◆ **WHAT IS ASKED**
Below are the records; copy each line in them that holds the word "EURJPY".

◆ **STORED ROWS**
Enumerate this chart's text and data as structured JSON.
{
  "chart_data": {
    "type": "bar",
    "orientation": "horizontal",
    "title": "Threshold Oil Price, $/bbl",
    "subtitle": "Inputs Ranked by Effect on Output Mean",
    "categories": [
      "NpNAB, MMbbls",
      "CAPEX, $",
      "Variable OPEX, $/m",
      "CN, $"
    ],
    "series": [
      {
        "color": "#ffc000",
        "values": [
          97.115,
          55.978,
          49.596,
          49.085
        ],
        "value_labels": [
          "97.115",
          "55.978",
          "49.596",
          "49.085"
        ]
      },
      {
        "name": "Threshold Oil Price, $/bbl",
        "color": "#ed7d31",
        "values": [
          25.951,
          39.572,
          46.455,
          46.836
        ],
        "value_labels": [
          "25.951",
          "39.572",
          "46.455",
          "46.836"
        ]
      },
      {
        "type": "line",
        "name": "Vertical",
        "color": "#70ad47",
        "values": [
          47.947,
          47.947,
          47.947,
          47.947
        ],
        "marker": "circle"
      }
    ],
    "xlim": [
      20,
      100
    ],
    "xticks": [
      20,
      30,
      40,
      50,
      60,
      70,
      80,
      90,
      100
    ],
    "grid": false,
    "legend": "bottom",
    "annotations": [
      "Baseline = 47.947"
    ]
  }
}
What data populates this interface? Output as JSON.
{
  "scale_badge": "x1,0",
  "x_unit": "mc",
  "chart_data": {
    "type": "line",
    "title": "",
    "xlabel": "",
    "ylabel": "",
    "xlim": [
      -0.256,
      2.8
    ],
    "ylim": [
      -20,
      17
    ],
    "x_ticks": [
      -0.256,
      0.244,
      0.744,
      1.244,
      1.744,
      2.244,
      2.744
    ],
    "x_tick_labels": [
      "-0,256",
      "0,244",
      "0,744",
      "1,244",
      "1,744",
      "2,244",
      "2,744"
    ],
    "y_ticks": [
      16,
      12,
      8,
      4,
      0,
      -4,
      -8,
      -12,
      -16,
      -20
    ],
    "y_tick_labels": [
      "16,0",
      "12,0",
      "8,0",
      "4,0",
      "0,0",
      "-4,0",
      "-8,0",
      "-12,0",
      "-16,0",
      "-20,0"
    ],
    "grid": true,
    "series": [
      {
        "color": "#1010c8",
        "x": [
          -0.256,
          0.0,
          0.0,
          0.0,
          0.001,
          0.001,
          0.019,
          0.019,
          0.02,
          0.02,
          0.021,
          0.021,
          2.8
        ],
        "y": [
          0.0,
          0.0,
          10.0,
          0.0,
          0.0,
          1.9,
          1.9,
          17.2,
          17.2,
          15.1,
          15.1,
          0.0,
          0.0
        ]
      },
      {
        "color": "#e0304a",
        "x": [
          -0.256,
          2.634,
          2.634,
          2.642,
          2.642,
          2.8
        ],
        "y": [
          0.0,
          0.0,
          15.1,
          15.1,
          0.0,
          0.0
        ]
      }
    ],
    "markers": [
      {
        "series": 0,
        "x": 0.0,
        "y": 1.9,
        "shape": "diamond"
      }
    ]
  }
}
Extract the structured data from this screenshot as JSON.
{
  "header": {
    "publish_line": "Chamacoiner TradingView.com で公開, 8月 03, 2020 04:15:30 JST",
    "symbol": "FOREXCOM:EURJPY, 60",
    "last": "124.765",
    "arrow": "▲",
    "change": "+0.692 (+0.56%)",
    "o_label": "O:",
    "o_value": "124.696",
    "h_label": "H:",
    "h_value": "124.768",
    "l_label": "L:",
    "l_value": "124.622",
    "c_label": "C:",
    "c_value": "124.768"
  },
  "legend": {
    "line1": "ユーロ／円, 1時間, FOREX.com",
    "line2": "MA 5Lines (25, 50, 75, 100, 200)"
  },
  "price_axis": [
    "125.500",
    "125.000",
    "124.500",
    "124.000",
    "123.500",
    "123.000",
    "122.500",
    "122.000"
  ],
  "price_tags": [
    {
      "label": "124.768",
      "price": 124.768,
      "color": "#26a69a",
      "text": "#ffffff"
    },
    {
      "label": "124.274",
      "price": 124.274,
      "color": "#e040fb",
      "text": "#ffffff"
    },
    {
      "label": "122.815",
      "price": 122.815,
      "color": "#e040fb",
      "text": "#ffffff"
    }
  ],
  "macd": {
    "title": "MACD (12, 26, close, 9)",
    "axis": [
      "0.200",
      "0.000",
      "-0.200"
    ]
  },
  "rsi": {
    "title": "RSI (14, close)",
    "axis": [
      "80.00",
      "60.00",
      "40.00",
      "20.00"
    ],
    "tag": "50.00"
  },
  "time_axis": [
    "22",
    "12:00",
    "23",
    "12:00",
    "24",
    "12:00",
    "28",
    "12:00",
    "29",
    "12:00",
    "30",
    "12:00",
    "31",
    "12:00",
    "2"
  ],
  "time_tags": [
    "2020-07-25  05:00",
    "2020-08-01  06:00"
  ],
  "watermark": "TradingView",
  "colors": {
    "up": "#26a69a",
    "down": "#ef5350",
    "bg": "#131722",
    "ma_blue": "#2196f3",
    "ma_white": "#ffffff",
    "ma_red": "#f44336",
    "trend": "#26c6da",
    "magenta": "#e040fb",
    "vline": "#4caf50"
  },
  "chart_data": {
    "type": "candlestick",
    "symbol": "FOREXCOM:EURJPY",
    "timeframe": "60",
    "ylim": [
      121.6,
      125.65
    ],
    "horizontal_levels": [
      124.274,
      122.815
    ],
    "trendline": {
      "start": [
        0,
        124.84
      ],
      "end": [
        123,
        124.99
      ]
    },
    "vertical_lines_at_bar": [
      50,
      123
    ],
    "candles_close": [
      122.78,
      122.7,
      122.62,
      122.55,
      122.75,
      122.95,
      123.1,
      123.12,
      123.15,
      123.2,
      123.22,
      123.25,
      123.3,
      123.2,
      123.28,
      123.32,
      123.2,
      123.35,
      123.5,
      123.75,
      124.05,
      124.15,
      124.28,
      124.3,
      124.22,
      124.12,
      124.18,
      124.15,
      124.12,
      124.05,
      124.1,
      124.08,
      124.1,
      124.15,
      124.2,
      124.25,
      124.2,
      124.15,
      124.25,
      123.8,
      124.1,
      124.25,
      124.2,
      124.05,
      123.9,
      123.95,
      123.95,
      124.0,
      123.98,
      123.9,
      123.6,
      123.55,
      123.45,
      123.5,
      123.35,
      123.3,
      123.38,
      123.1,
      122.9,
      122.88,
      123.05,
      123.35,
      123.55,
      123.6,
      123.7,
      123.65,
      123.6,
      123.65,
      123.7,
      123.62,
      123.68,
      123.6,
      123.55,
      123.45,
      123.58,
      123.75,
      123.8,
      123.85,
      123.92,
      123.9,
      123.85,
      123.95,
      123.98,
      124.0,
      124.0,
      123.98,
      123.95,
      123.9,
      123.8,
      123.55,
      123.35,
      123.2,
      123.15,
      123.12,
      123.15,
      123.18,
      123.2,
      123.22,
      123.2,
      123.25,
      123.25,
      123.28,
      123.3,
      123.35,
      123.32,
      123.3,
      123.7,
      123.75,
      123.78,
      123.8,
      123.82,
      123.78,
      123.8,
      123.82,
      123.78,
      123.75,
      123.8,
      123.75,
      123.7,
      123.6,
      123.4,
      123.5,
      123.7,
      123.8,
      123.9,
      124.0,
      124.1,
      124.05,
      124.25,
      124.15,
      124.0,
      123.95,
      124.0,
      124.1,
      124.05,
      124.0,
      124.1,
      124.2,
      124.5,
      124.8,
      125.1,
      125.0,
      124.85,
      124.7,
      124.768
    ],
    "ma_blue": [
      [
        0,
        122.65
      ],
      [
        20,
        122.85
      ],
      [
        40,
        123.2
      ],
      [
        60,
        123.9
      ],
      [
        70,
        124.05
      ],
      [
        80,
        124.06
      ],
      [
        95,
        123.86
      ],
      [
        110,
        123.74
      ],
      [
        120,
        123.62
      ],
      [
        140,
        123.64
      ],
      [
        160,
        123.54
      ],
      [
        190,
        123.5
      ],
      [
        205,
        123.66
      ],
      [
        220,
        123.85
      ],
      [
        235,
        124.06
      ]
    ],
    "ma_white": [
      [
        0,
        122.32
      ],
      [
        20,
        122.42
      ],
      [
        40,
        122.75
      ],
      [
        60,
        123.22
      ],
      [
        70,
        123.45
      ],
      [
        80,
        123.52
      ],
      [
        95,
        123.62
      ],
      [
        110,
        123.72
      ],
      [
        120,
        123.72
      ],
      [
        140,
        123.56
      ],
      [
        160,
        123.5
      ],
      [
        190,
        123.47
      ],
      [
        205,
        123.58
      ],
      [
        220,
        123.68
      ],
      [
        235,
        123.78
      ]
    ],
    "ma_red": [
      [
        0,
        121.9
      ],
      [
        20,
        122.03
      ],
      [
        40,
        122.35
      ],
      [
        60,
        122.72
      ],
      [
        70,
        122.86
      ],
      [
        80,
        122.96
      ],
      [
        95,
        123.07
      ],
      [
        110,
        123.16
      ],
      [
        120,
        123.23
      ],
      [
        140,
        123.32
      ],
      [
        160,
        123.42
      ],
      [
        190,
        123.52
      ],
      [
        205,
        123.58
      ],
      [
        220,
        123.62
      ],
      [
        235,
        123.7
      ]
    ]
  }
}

◆ **CORRECT ANSWER**
    "symbol": "FOREXCOM:EURJPY, 60",
    "symbol": "FOREXCOM:EURJPY",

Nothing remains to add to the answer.